DATASET EXCERPTS.
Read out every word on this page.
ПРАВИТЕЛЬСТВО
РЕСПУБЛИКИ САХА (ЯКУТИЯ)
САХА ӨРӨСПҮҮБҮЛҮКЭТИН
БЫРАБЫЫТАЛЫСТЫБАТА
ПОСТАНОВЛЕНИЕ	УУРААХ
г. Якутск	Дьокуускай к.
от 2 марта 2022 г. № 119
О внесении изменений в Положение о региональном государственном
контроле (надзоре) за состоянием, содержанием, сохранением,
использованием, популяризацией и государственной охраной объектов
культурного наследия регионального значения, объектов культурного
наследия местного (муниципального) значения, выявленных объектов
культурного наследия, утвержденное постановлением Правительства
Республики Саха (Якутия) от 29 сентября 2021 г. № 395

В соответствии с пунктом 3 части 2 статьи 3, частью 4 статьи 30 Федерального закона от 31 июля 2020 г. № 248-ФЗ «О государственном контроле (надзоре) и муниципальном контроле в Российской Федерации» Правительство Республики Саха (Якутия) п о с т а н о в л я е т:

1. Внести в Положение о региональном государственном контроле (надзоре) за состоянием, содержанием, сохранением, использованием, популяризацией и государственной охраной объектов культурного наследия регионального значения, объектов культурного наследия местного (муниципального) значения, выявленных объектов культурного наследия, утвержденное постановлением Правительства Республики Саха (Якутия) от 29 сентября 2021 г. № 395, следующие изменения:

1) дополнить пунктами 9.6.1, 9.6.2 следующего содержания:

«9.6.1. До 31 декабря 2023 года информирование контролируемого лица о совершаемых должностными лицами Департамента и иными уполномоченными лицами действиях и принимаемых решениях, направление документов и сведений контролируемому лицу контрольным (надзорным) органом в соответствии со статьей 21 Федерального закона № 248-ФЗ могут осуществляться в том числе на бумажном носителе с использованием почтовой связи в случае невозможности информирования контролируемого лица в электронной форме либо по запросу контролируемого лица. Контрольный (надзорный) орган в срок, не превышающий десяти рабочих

WRITTEN EXERCISE.
Output the records verbatim, from the first line to the last.

REPLY.
Read out every word on this page.
ПРАВИТЕЛЬСТВО
РЕСПУБЛИКИ САХА (ЯКУТИЯ)
САХА ӨРӨСПҮҮБҮЛҮКЭТИН
БЫРАБЫЫТАЛЫСТЫБАТА
ПОСТАНОВЛЕНИЕ	УУРААХ
г. Якутск	Дьокуускай к.
от 2 марта 2022 г. № 119
О внесении изменений в Положение о региональном государственном
контроле (надзоре) за состоянием, содержанием, сохранением,
использованием, популяризацией и государственной охраной объектов
культурного наследия регионального значения, объектов культурного
наследия местного (муниципального) значения, выявленных объектов
культурного наследия, утвержденное постановлением Правительства
Республики Саха (Якутия) от 29 сентября 2021 г. № 395

В соответствии с пунктом 3 части 2 статьи 3, частью 4 статьи 30 Федерального закона от 31 июля 2020 г. № 248-ФЗ «О государственном контроле (надзоре) и муниципальном контроле в Российской Федерации» Правительство Республики Саха (Якутия) п о с т а н о в л я е т:

1. Внести в Положение о региональном государственном контроле (надзоре) за состоянием, содержанием, сохранением, использованием, популяризацией и государственной охраной объектов культурного наследия регионального значения, объектов культурного наследия местного (муниципального) значения, выявленных объектов культурного наследия, утвержденное постановлением Правительства Республики Саха (Якутия) от 29 сентября 2021 г. № 395, следующие изменения:

1) дополнить пунктами 9.6.1, 9.6.2 следующего содержания:

«9.6.1. До 31 декабря 2023 года информирование контролируемого лица о совершаемых должностными лицами Департамента и иными уполномоченными лицами действиях и принимаемых решениях, направление документов и сведений контролируемому лицу контрольным (надзорным) органом в соответствии со статьей 21 Федерального закона № 248-ФЗ могут осуществляться в том числе на бумажном носителе с использованием почтовой связи в случае невозможности информирования контролируемого лица в электронной форме либо по запросу контролируемого лица. Контрольный (надзорный) орган в срок, не превышающий десяти рабочих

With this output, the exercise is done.